Task brief |
Without omitting anything, retype the data that follows.

(Recorded data)
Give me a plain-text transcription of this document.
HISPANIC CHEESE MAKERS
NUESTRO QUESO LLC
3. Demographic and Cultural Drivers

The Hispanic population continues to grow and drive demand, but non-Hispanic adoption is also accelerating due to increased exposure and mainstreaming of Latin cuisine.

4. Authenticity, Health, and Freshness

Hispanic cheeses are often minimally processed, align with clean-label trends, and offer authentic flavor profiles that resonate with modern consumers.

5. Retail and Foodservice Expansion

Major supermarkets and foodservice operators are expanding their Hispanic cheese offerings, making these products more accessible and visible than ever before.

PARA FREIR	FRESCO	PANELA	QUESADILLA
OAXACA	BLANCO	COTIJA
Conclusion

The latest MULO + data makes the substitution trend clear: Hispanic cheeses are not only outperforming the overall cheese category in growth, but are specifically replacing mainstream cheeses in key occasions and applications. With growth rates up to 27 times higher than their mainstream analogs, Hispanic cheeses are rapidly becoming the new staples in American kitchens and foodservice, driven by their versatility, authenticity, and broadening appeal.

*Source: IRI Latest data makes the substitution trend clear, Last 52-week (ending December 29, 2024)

Finished answer |
Give me a plain-text transcription of this document.
HISPANIC CHEESE MAKERS
NUESTRO QUESO LLC
3. Demographic and Cultural Drivers

The Hispanic population continues to grow and drive demand, but non-Hispanic adoption is also accelerating due to increased exposure and mainstreaming of Latin cuisine.

4. Authenticity, Health, and Freshness

Hispanic cheeses are often minimally processed, align with clean-label trends, and offer authentic flavor profiles that resonate with modern consumers.

5. Retail and Foodservice Expansion

Major supermarkets and foodservice operators are expanding their Hispanic cheese offerings, making these products more accessible and visible than ever before.

PARA FREIR	FRESCO	PANELA	QUESADILLA
OAXACA	BLANCO	COTIJA
Conclusion

The latest MULO + data makes the substitution trend clear: Hispanic cheeses are not only outperforming the overall cheese category in growth, but are specifically replacing mainstream cheeses in key occasions and applications. With growth rates up to 27 times higher than their mainstream analogs, Hispanic cheeses are rapidly becoming the new staples in American kitchens and foodservice, driven by their versatility, authenticity, and broadening appeal.

*Source: IRI Latest data makes the substitution trend clear, Last 52-week (ending December 29, 2024)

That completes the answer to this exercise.